START Material for this exercise
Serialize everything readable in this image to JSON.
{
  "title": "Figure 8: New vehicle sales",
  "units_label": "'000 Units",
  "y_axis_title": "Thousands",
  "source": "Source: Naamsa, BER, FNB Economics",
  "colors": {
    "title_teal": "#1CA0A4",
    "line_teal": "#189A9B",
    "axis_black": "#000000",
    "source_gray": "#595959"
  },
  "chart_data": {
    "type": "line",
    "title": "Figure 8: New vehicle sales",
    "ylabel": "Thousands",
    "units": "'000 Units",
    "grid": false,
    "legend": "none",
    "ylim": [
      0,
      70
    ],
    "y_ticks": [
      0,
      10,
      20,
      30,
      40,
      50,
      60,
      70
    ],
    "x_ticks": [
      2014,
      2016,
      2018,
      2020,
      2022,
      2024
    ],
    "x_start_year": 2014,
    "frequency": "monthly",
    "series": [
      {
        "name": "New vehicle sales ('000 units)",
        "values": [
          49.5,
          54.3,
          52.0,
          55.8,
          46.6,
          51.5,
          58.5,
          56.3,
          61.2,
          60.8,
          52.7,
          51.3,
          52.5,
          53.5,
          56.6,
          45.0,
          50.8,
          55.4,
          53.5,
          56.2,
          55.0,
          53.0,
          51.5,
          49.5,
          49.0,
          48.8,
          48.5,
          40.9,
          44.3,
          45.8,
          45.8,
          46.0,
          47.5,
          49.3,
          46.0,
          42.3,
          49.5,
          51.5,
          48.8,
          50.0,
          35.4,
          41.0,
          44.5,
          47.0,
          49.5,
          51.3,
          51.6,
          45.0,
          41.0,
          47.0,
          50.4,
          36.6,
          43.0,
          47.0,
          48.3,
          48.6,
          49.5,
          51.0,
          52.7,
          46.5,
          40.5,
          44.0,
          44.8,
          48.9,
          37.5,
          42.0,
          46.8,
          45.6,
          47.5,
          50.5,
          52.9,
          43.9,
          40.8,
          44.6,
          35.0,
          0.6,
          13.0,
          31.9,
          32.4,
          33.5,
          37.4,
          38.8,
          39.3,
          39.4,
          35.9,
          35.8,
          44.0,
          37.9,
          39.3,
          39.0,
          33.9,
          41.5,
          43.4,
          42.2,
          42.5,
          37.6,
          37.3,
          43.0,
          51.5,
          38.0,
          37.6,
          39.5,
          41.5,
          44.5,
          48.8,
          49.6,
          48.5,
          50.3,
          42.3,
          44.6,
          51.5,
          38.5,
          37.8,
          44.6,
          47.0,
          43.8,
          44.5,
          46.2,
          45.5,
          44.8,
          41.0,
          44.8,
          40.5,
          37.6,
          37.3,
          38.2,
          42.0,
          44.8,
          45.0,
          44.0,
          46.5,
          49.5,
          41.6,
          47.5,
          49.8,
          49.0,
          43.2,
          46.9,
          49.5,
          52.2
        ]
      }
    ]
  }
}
END Material for this exercise
Work instructions:
Find each line holding "Thousands". Copy it out.

Answer in full:
  "y_axis_title": "Thousands",
    "ylabel": "Thousands",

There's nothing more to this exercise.